#### [TASK TO COMPLETE]
Your task is to filter the data below down to the lines holding "text".

Dataset items:
START

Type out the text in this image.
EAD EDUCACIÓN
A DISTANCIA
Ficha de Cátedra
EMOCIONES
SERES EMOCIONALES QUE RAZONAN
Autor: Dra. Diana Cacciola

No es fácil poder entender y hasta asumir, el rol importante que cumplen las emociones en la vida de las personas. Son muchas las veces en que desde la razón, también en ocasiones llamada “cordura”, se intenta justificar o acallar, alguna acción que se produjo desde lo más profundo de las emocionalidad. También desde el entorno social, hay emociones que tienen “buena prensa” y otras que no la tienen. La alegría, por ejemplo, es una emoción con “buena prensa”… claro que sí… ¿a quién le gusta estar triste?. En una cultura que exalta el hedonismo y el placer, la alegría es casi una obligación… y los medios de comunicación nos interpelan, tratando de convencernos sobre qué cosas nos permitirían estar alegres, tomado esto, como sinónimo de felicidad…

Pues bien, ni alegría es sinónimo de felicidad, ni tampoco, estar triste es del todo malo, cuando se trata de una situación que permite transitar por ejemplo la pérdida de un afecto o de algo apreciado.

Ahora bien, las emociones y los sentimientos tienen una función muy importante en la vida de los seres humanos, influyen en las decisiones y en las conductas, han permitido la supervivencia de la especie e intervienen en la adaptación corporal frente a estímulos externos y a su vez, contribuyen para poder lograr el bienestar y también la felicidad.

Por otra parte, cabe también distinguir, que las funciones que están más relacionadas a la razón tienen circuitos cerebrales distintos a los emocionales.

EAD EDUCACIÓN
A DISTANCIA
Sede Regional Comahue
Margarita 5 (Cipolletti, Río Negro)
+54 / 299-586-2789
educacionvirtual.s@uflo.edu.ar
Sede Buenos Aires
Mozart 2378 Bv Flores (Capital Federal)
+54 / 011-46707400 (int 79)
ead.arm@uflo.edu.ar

END
START

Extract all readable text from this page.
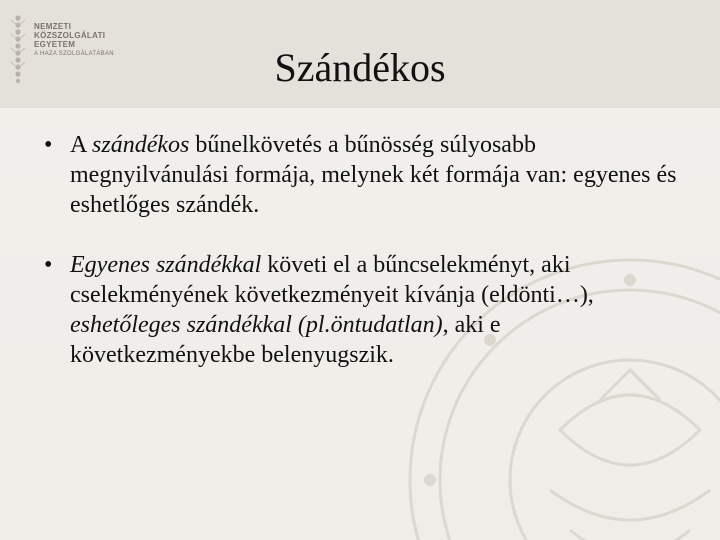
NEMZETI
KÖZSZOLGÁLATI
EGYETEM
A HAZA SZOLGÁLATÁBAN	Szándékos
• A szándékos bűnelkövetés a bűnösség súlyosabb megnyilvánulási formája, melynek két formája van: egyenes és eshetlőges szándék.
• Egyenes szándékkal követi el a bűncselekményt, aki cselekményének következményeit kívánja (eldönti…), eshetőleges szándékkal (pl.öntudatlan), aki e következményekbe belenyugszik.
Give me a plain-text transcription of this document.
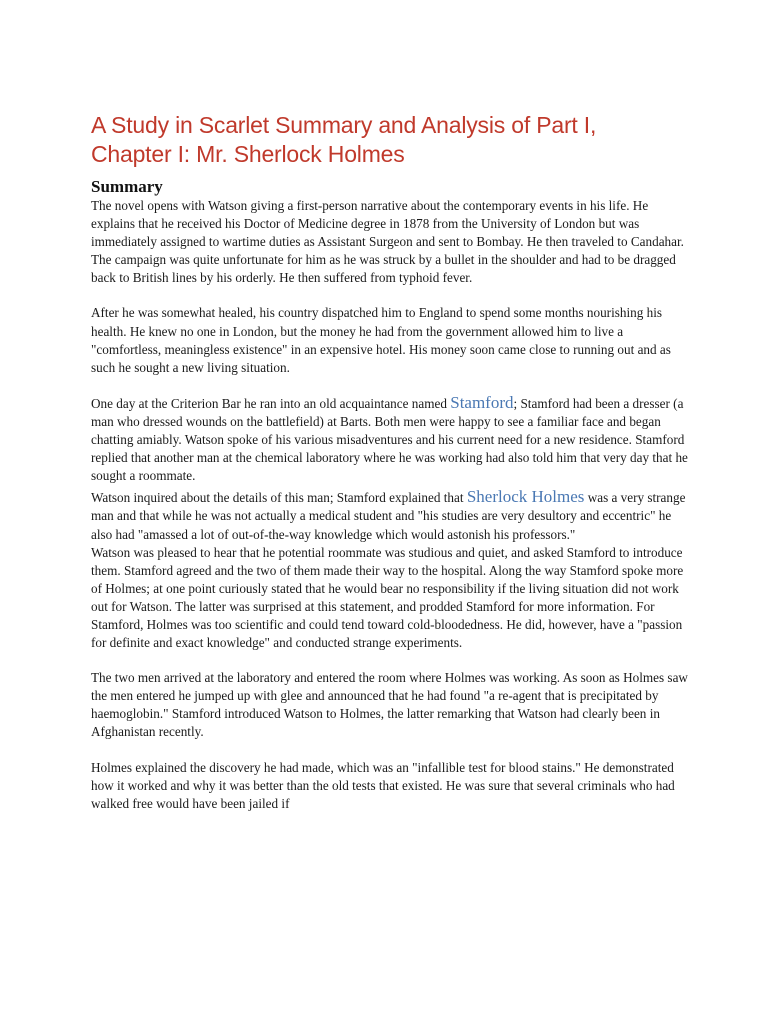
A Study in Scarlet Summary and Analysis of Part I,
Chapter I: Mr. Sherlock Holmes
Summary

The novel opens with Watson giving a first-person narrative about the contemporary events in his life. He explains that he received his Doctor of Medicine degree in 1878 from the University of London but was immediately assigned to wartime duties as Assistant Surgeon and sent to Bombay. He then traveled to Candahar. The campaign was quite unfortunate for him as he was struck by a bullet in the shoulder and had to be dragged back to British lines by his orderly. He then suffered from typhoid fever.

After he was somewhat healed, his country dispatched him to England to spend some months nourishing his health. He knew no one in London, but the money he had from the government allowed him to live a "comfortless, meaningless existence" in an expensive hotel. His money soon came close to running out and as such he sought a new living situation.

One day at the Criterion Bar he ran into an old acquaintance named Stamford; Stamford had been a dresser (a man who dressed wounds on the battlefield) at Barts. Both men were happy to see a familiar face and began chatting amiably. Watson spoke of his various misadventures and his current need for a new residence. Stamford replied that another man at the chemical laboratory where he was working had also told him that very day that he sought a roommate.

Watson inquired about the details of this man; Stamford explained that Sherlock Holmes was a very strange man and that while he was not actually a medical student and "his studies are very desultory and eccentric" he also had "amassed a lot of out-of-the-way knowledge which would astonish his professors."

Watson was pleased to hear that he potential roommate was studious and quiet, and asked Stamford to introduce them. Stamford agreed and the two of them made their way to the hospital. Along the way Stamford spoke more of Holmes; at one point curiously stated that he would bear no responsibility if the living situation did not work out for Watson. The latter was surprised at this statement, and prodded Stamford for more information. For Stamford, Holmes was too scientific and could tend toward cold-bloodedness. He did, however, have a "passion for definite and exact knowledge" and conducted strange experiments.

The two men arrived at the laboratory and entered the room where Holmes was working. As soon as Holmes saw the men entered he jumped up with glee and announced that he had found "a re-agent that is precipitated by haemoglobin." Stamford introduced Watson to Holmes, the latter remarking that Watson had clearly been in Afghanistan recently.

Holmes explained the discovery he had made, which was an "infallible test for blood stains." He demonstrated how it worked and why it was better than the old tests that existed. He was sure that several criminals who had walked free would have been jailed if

END

#### [WORKED ANSWER]
Type out the text in this image.
Extract all readable text from this page.
Give me a plain-text transcription of this document.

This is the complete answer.